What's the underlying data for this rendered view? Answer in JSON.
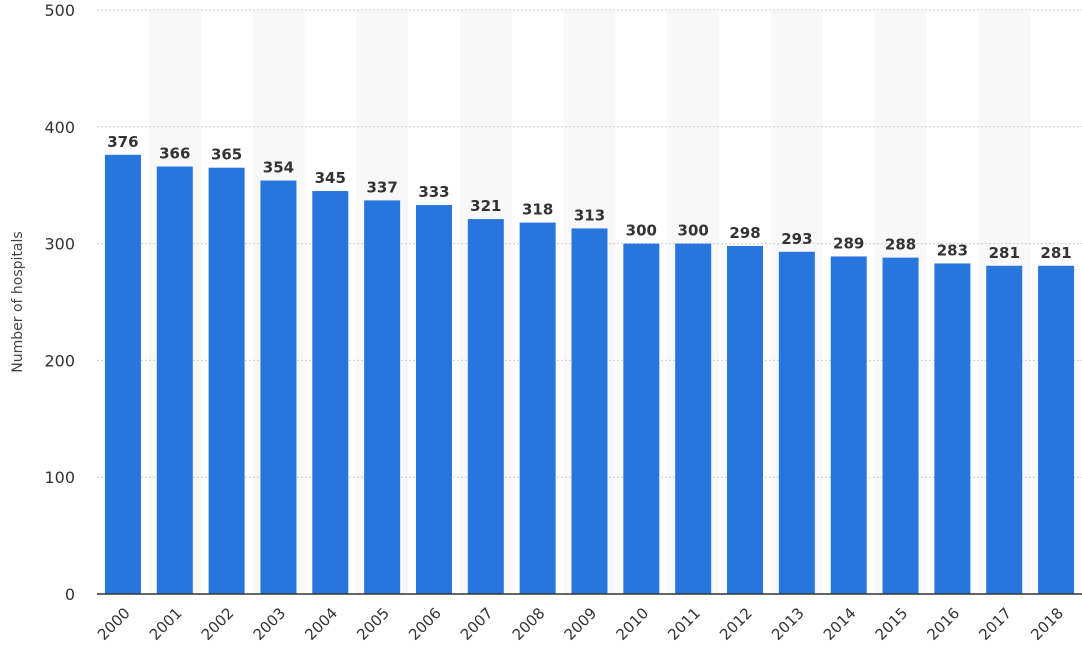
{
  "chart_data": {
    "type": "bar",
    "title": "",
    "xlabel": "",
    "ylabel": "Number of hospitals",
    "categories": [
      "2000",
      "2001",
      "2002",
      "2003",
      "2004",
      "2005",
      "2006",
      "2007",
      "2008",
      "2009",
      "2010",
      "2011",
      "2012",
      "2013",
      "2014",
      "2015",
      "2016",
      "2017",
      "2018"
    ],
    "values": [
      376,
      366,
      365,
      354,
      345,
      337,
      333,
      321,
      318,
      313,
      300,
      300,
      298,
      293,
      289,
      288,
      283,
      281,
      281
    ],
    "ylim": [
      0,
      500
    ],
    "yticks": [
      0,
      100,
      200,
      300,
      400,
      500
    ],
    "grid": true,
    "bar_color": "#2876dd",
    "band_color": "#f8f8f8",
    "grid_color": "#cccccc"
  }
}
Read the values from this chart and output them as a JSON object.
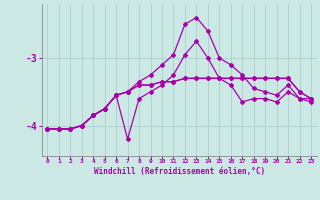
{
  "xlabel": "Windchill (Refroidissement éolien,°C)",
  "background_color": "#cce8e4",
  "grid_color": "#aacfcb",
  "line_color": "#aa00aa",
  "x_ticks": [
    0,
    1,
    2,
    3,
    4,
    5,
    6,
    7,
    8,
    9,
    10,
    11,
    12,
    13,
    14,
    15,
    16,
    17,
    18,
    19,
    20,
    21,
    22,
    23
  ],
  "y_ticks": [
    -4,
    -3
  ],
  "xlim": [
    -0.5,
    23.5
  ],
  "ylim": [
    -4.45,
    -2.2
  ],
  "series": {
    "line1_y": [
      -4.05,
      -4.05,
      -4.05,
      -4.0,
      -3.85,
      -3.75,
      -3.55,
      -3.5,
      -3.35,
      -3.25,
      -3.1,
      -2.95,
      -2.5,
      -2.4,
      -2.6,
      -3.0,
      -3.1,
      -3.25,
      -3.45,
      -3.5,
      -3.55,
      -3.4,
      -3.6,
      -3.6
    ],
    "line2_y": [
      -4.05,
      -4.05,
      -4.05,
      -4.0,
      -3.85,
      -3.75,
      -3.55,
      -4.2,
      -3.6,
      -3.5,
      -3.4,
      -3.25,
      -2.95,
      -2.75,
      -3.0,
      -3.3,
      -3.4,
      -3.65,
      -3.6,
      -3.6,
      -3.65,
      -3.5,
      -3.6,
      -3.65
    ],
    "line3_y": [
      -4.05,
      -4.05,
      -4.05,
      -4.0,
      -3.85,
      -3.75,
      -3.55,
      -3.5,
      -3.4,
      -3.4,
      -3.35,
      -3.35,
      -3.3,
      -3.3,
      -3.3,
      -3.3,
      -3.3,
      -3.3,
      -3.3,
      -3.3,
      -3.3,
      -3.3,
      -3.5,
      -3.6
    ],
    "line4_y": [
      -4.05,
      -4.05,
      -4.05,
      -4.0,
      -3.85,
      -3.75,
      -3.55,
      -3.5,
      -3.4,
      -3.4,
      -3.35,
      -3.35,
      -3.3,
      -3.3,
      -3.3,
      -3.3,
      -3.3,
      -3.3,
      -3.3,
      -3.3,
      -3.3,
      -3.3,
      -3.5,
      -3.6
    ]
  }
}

• • • • •

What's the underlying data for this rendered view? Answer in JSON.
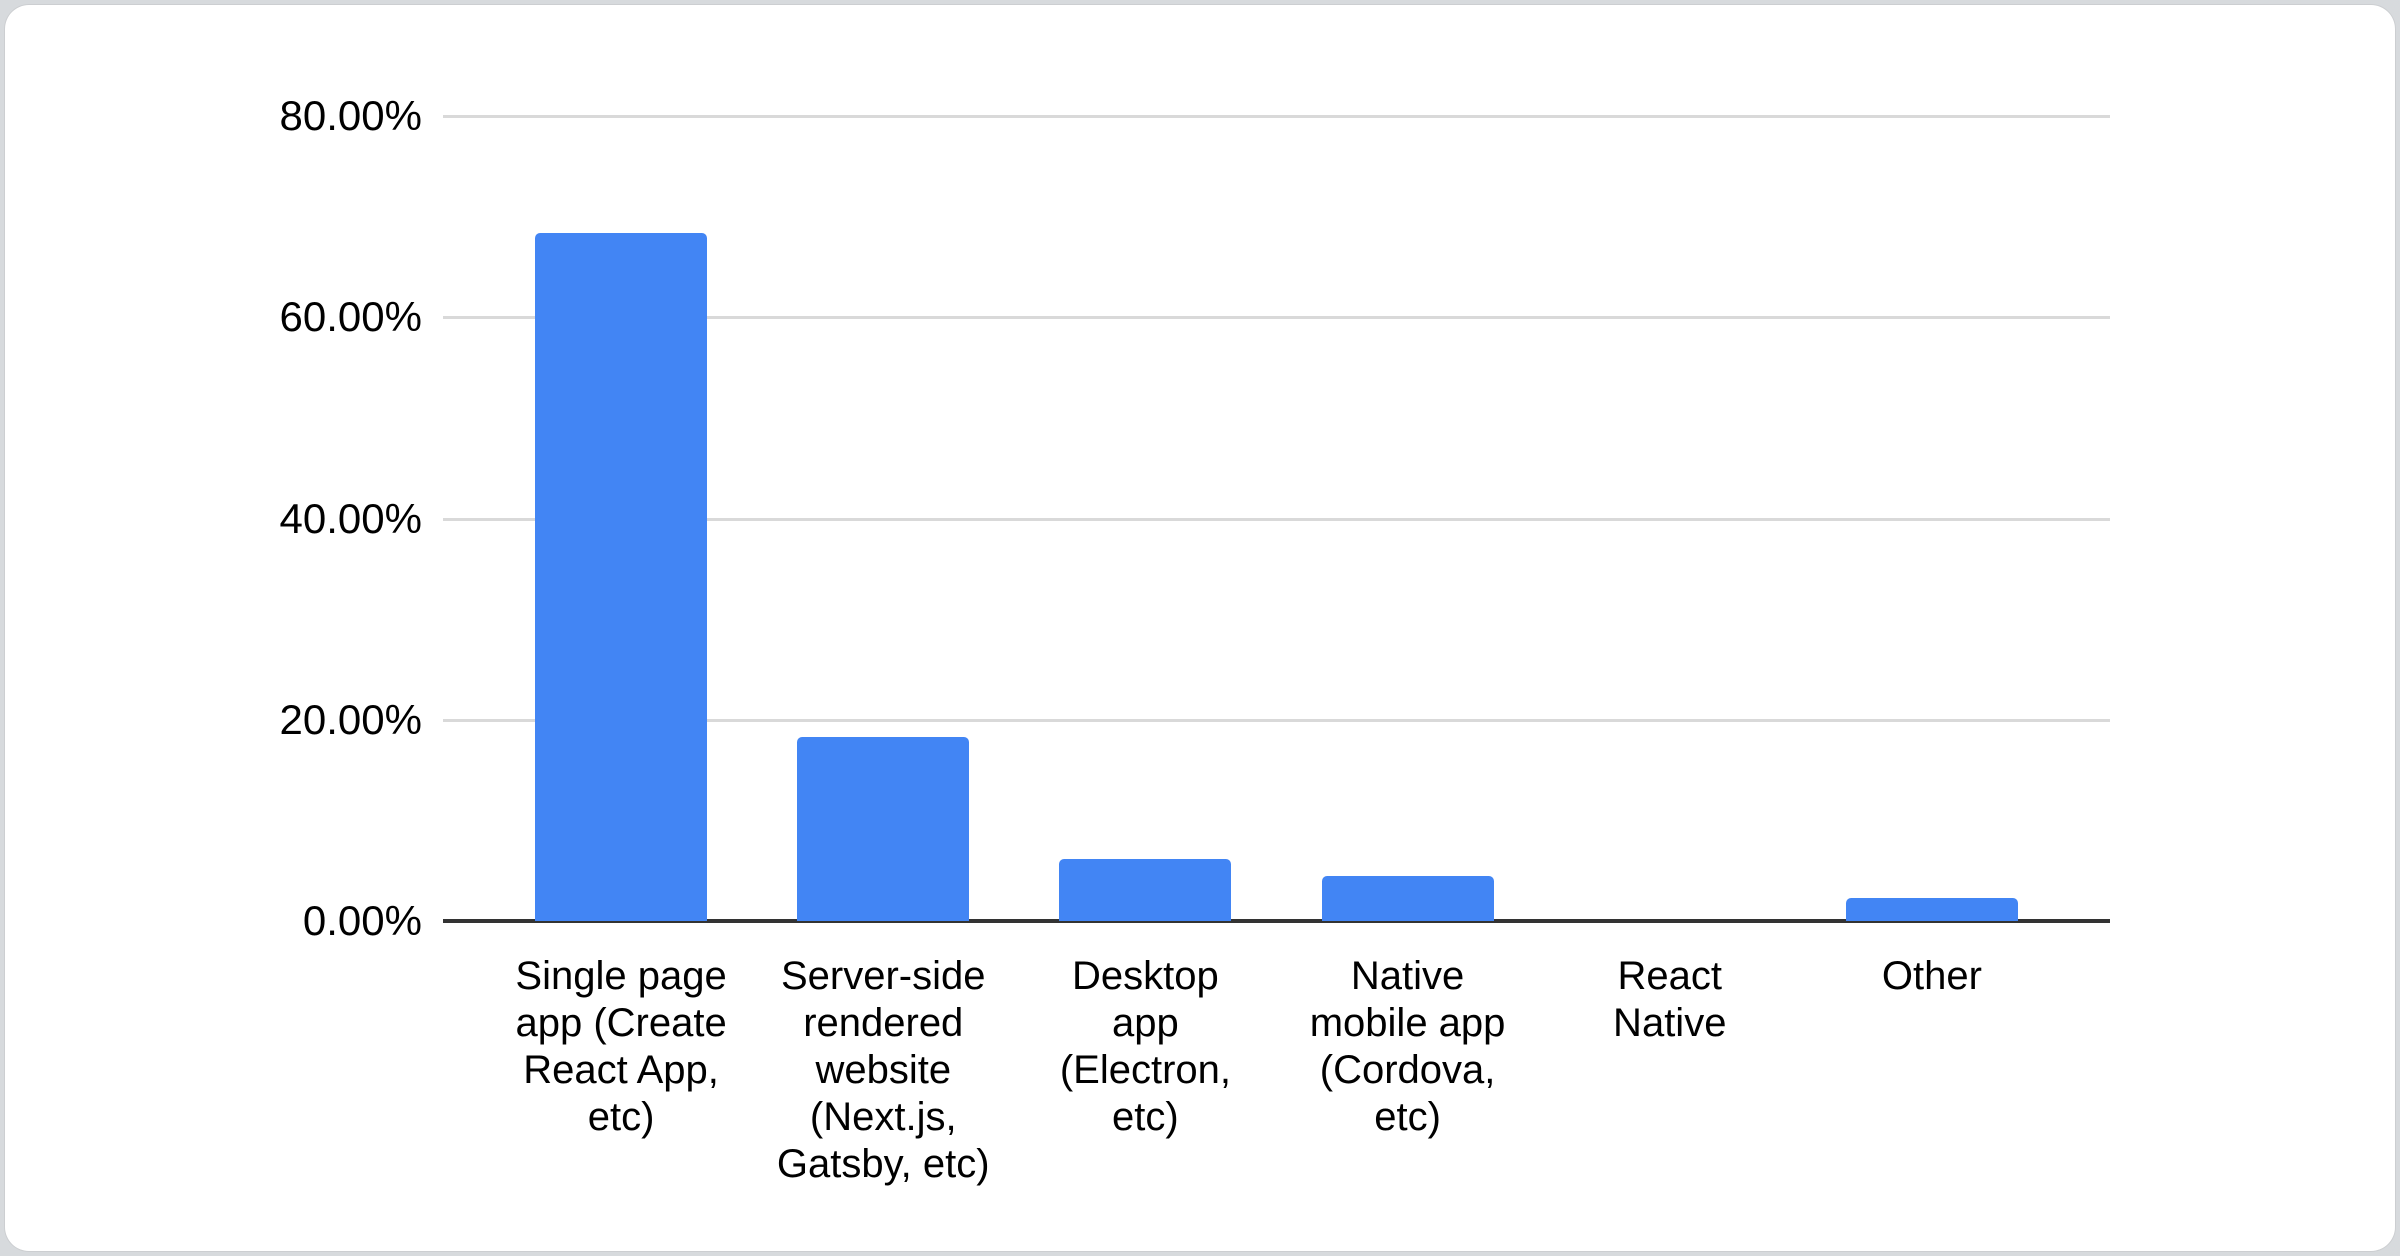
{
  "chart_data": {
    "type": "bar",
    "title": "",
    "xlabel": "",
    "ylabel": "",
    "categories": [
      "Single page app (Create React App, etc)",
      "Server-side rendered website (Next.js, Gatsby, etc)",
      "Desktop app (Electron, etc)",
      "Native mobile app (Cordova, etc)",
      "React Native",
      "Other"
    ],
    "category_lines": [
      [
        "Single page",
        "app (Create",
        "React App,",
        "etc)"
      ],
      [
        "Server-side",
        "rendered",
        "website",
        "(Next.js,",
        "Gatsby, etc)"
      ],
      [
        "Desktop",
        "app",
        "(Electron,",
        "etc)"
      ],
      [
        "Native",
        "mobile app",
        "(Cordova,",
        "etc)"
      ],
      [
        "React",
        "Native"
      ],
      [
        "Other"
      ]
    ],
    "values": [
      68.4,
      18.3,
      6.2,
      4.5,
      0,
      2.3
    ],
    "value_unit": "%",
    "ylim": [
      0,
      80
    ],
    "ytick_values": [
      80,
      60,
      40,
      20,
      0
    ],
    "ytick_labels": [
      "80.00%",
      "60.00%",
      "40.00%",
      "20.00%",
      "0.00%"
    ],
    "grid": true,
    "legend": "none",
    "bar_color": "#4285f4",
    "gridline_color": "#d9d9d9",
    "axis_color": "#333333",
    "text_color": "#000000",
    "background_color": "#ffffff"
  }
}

• • • • •

Task details: Where a line above holds the string "Native", show that line.

Answer:
      "Native mobile app (Cordova, etc)",
      "React Native",
        "Native",
        "Native"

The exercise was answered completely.